# Work to complete:
Write the data out again, character for character, with no images.

-- Start Stored data --

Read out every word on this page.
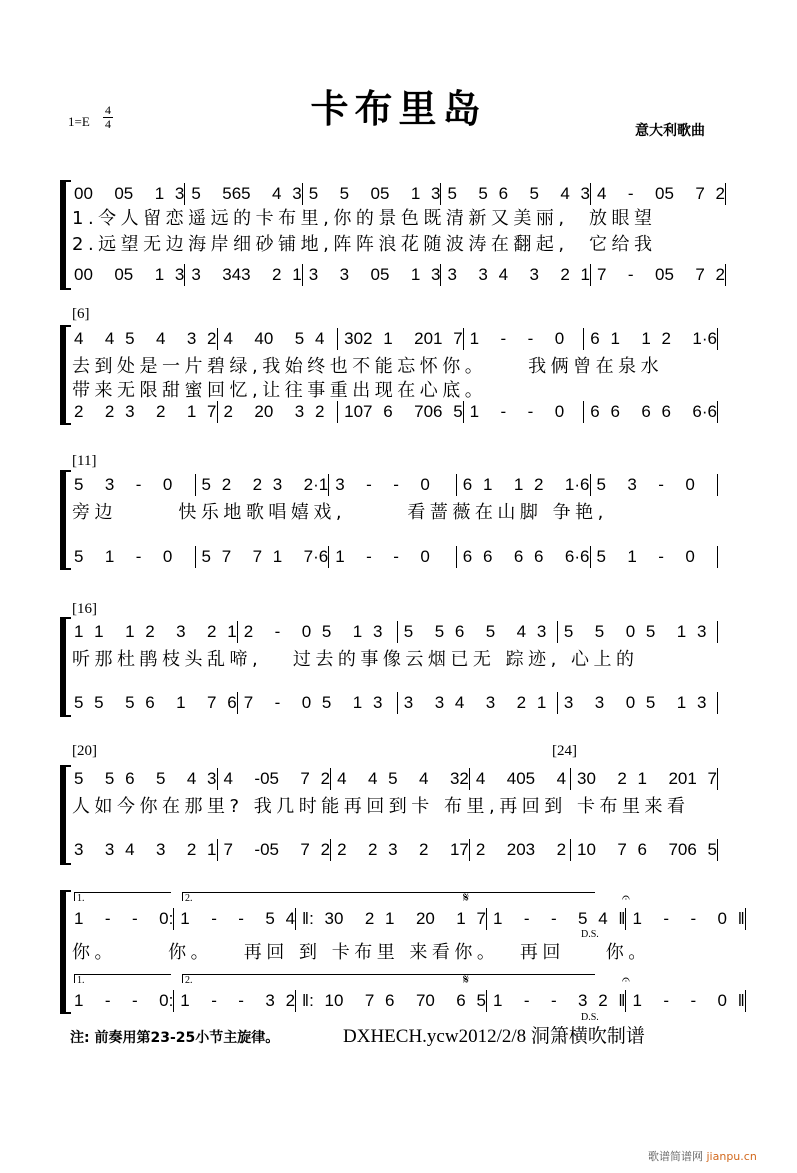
卡布里岛
1=E
4
4	意大利歌曲
00  05  1 3 5  565  4 3 5  5  05  1 3 5  5 6  5  4 3 4  -  05  7 2
00  05  1 3 3  343  2 1 3  3  05  1 3 3  3 4  3  2 1 7  -  05  7 2
1.令人留恋遥远的卡布里,你的景色既清新又美丽,  放眼望
2.远望无边海岸细砂铺地,阵阵浪花随波涛在翻起,  它给我
[6]
4  4 5  4  3 2 4  40  5 4	302 1  201 7 1  -  -  0	6 1  1 2  1·6
2  2 3  2  1 7 2  20  3 2	107 6  706 5 1  -  -  0	6 6  6 6  6·6
去到处是一片碧绿,我始终也不能忘怀你。    我俩曾在泉水
带来无限甜蜜回忆,让往事重出现在心底。
[11]
5  3  -  0	5 2  2 3  2·1 3  -  -  0	6 1  1 2  1·6 5  3  -  0
5  1  -  0	5 7  7 1  7·6 1  -  -  0	6 6  6 6  6·6 5  1  -  0
旁边      快乐地歌唱嬉戏,      看蔷薇在山脚 争艳,
[16]
1 1  1 2  3  2 1 2  -  0 5  1 3	5  5 6  5  4 3	5  5  0 5  1 3
5 5  5 6  1  7 6 7  -  0 5  1 3	3  3 4  3  2 1	3  3  0 5  1 3
听那杜鹃枝头乱啼,   过去的事像云烟已无 踪迹, 心上的
[20]	[24]
5  5 6  5  4 3 4  -05  7 2 4  4 5  4  32 4  405  4 30  2 1  201 7
3  3 4  3  2 1 7  -05  7 2 2  2 3  2  17 2  203  2 10  7 6  706 5
人如今你在那里? 我几时能再回到卡 布里,再回到 卡布里来看
1  -  -  0: 1  -  -  5 4 ‖: 30  2 1  20  1 7 1  -  -  5 4 ‖ 1  -  -  0 ‖
1  -  -  0: 1  -  -  3 2 ‖: 10  7 6  70  6 5 1  -  -  3 2 ‖ 1  -  -  0 ‖
你。     你。   再回 到 卡布里 来看你。  再回    你。
1.	2.	𝄋	𝄐
1.	2.	𝄋	𝄐
D.S.
D.S.
注: 前奏用第23-25小节主旋律。	DXHECH.ycw2012/2/8 洞箫横吹制谱
歌谱简谱网 jianpu.cn
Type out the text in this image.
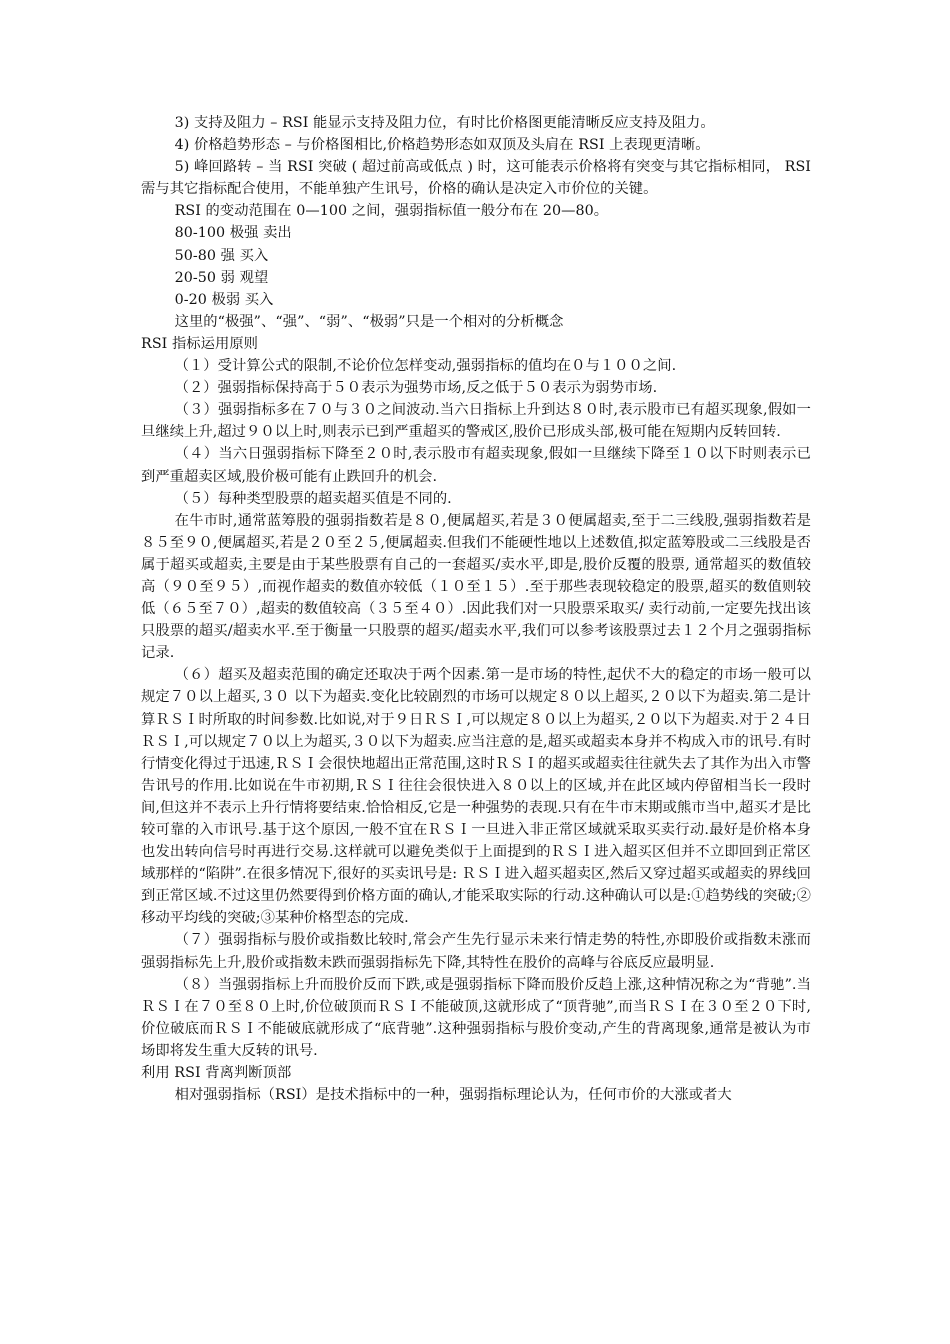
3) 支持及阻力 – RSI 能显示支持及阻力位，有时比价格图更能清晰反应支持及阻力。

4) 价格趋势形态 – 与价格图相比,价格趋势形态如双顶及头肩在 RSI 上表现更清晰。

5) 峰回路转 – 当 RSI 突破 ( 超过前高或低点 ) 时，这可能表示价格将有突变与其它指标相同， RSI 需与其它指标配合使用，不能单独产生讯号，价格的确认是决定入市价位的关键。

RSI 的变动范围在 0—100 之间，强弱指标值一般分布在 20—80。

80-100 极强 卖出

50-80 强 买入

20-50 弱 观望

0-20 极弱 买入

这里的“极强”、“强”、“弱”、“极弱”只是一个相对的分析概念

RSI 指标运用原则

（１）受计算公式的限制,不论价位怎样变动,强弱指标的值均在０与１００之间.

（２）强弱指标保持高于５０表示为强势市场,反之低于５０表示为弱势市场.

（３）强弱指标多在７０与３０之间波动.当六日指标上升到达８０时,表示股市已有超买现象,假如一旦继续上升,超过９０以上时,则表示已到严重超买的警戒区,股价已形成头部,极可能在短期内反转回转.

（４）当六日强弱指标下降至２０时,表示股市有超卖现象,假如一旦继续下降至１０以下时则表示已到严重超卖区域,股价极可能有止跌回升的机会.

（５）每种类型股票的超卖超买值是不同的.

在牛市时,通常蓝筹股的强弱指数若是８０,便属超买,若是３０便属超卖,至于二三线股,强弱指数若是８５至９０,便属超买,若是２０至２５,便属超卖.但我们不能硬性地以上述数值,拟定蓝筹股或二三线股是否属于超买或超卖,主要是由于某些股票有自己的一套超买/卖水平,即是,股价反覆的股票, 通常超买的数值较高（９０至９５）,而视作超卖的数值亦较低（１０至１５）.至于那些表现较稳定的股票,超买的数值则较低（６５至７０）,超卖的数值较高（３５至４０）.因此我们对一只股票采取买/ 卖行动前,一定要先找出该只股票的超买/超卖水平.至于衡量一只股票的超买/超卖水平,我们可以参考该股票过去１２个月之强弱指标记录.

（６）超买及超卖范围的确定还取决于两个因素.第一是市场的特性,起伏不大的稳定的市场一般可以规定７０以上超买,３０ 以下为超卖.变化比较剧烈的市场可以规定８０以上超买,２０以下为超卖.第二是计算ＲＳＩ时所取的时间参数.比如说,对于９日ＲＳＩ,可以规定８０以上为超买,２０以下为超卖.对于２４日ＲＳＩ,可以规定７０以上为超买,３０以下为超卖.应当注意的是,超买或超卖本身并不构成入市的讯号.有时行情变化得过于迅速,ＲＳＩ会很快地超出正常范围,这时ＲＳＩ的超买或超卖往往就失去了其作为出入市警告讯号的作用.比如说在牛市初期,ＲＳＩ往往会很快进入８０以上的区域,并在此区域内停留相当长一段时间,但这并不表示上升行情将要结束.恰恰相反,它是一种强势的表现.只有在牛市末期或熊市当中,超买才是比较可靠的入市讯号.基于这个原因,一般不宜在ＲＳＩ一旦进入非正常区域就采取买卖行动.最好是价格本身也发出转向信号时再进行交易.这样就可以避免类似于上面提到的ＲＳＩ进入超买区但并不立即回到正常区域那样的“陷阱”.在很多情况下,很好的买卖讯号是: ＲＳＩ进入超买超卖区,然后又穿过超买或超卖的界线回到正常区域.不过这里仍然要得到价格方面的确认,才能采取实际的行动.这种确认可以是:①趋势线的突破;②移动平均线的突破;③某种价格型态的完成.

（７）强弱指标与股价或指数比较时,常会产生先行显示未来行情走势的特性,亦即股价或指数未涨而强弱指标先上升,股价或指数未跌而强弱指标先下降,其特性在股价的高峰与谷底反应最明显.

（８）当强弱指标上升而股价反而下跌,或是强弱指标下降而股价反趋上涨,这种情况称之为“背驰”.当ＲＳＩ在７０至８０上时,价位破顶而ＲＳＩ不能破顶,这就形成了“顶背驰”,而当ＲＳＩ在３０至２０下时,价位破底而ＲＳＩ不能破底就形成了“底背驰”.这种强弱指标与股价变动,产生的背离现象,通常是被认为市场即将发生重大反转的讯号.

利用 RSI 背离判断顶部

相对强弱指标（RSI）是技术指标中的一种，强弱指标理论认为，任何市价的大涨或者大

-- End Stored data --

# Reply:
Read out every word on this page.
卡布里岛
1=E
4
4	意大利歌曲
00  05  1 3 5  565  4 3 5  5  05  1 3 5  5 6  5  4 3 4  -  05  7 2
00  05  1 3 3  343  2 1 3  3  05  1 3 3  3 4  3  2 1 7  -  05  7 2
1.令人留恋遥远的卡布里,你的景色既清新又美丽,  放眼望
2.远望无边海岸细砂铺地,阵阵浪花随波涛在翻起,  它给我
[6]
4  4 5  4  3 2 4  40  5 4	302 1  201 7 1  -  -  0	6 1  1 2  1·6
2  2 3  2  1 7 2  20  3 2	107 6  706 5 1  -  -  0	6 6  6 6  6·6
去到处是一片碧绿,我始终也不能忘怀你。    我俩曾在泉水
带来无限甜蜜回忆,让往事重出现在心底。
[11]
5  3  -  0	5 2  2 3  2·1 3  -  -  0	6 1  1 2  1·6 5  3  -  0
5  1  -  0	5 7  7 1  7·6 1  -  -  0	6 6  6 6  6·6 5  1  -  0
旁边      快乐地歌唱嬉戏,      看蔷薇在山脚 争艳,
[16]
1 1  1 2  3  2 1 2  -  0 5  1 3	5  5 6  5  4 3	5  5  0 5  1 3
5 5  5 6  1  7 6 7  -  0 5  1 3	3  3 4  3  2 1	3  3  0 5  1 3
听那杜鹃枝头乱啼,   过去的事像云烟已无 踪迹, 心上的
[20]	[24]
5  5 6  5  4 3 4  -05  7 2 4  4 5  4  32 4  405  4 30  2 1  201 7
3  3 4  3  2 1 7  -05  7 2 2  2 3  2  17 2  203  2 10  7 6  706 5
人如今你在那里? 我几时能再回到卡 布里,再回到 卡布里来看
1  -  -  0: 1  -  -  5 4 ‖: 30  2 1  20  1 7 1  -  -  5 4 ‖ 1  -  -  0 ‖
1  -  -  0: 1  -  -  3 2 ‖: 10  7 6  70  6 5 1  -  -  3 2 ‖ 1  -  -  0 ‖
你。     你。   再回 到 卡布里 来看你。  再回    你。
1.	2.	𝄋	𝄐
1.	2.	𝄋	𝄐
D.S.
D.S.
注: 前奏用第23-25小节主旋律。	DXHECH.ycw2012/2/8 洞箫横吹制谱
歌谱简谱网 jianpu.cn
Type out the text in this image.
3) 支持及阻力 – RSI 能显示支持及阻力位，有时比价格图更能清晰反应支持及阻力。

4) 价格趋势形态 – 与价格图相比,价格趋势形态如双顶及头肩在 RSI 上表现更清晰。

5) 峰回路转 – 当 RSI 突破 ( 超过前高或低点 ) 时，这可能表示价格将有突变与其它指标相同， RSI 需与其它指标配合使用，不能单独产生讯号，价格的确认是决定入市价位的关键。

RSI 的变动范围在 0—100 之间，强弱指标值一般分布在 20—80。

80-100 极强 卖出

50-80 强 买入

20-50 弱 观望

0-20 极弱 买入

这里的“极强”、“强”、“弱”、“极弱”只是一个相对的分析概念

RSI 指标运用原则

（１）受计算公式的限制,不论价位怎样变动,强弱指标的值均在０与１００之间.

（２）强弱指标保持高于５０表示为强势市场,反之低于５０表示为弱势市场.

（３）强弱指标多在７０与３０之间波动.当六日指标上升到达８０时,表示股市已有超买现象,假如一旦继续上升,超过９０以上时,则表示已到严重超买的警戒区,股价已形成头部,极可能在短期内反转回转.

（４）当六日强弱指标下降至２０时,表示股市有超卖现象,假如一旦继续下降至１０以下时则表示已到严重超卖区域,股价极可能有止跌回升的机会.

（５）每种类型股票的超卖超买值是不同的.

在牛市时,通常蓝筹股的强弱指数若是８０,便属超买,若是３０便属超卖,至于二三线股,强弱指数若是８５至９０,便属超买,若是２０至２５,便属超卖.但我们不能硬性地以上述数值,拟定蓝筹股或二三线股是否属于超买或超卖,主要是由于某些股票有自己的一套超买/卖水平,即是,股价反覆的股票, 通常超买的数值较高（９０至９５）,而视作超卖的数值亦较低（１０至１５）.至于那些表现较稳定的股票,超买的数值则较低（６５至７０）,超卖的数值较高（３５至４０）.因此我们对一只股票采取买/ 卖行动前,一定要先找出该只股票的超买/超卖水平.至于衡量一只股票的超买/超卖水平,我们可以参考该股票过去１２个月之强弱指标记录.

（６）超买及超卖范围的确定还取决于两个因素.第一是市场的特性,起伏不大的稳定的市场一般可以规定７０以上超买,３０ 以下为超卖.变化比较剧烈的市场可以规定８０以上超买,２０以下为超卖.第二是计算ＲＳＩ时所取的时间参数.比如说,对于９日ＲＳＩ,可以规定８０以上为超买,２０以下为超卖.对于２４日ＲＳＩ,可以规定７０以上为超买,３０以下为超卖.应当注意的是,超买或超卖本身并不构成入市的讯号.有时行情变化得过于迅速,ＲＳＩ会很快地超出正常范围,这时ＲＳＩ的超买或超卖往往就失去了其作为出入市警告讯号的作用.比如说在牛市初期,ＲＳＩ往往会很快进入８０以上的区域,并在此区域内停留相当长一段时间,但这并不表示上升行情将要结束.恰恰相反,它是一种强势的表现.只有在牛市末期或熊市当中,超买才是比较可靠的入市讯号.基于这个原因,一般不宜在ＲＳＩ一旦进入非正常区域就采取买卖行动.最好是价格本身也发出转向信号时再进行交易.这样就可以避免类似于上面提到的ＲＳＩ进入超买区但并不立即回到正常区域那样的“陷阱”.在很多情况下,很好的买卖讯号是: ＲＳＩ进入超买超卖区,然后又穿过超买或超卖的界线回到正常区域.不过这里仍然要得到价格方面的确认,才能采取实际的行动.这种确认可以是:①趋势线的突破;②移动平均线的突破;③某种价格型态的完成.

（７）强弱指标与股价或指数比较时,常会产生先行显示未来行情走势的特性,亦即股价或指数未涨而强弱指标先上升,股价或指数未跌而强弱指标先下降,其特性在股价的高峰与谷底反应最明显.

（８）当强弱指标上升而股价反而下跌,或是强弱指标下降而股价反趋上涨,这种情况称之为“背驰”.当ＲＳＩ在７０至８０上时,价位破顶而ＲＳＩ不能破顶,这就形成了“顶背驰”,而当ＲＳＩ在３０至２０下时,价位破底而ＲＳＩ不能破底就形成了“底背驰”.这种强弱指标与股价变动,产生的背离现象,通常是被认为市场即将发生重大反转的讯号.

利用 RSI 背离判断顶部

相对强弱指标（RSI）是技术指标中的一种，强弱指标理论认为，任何市价的大涨或者大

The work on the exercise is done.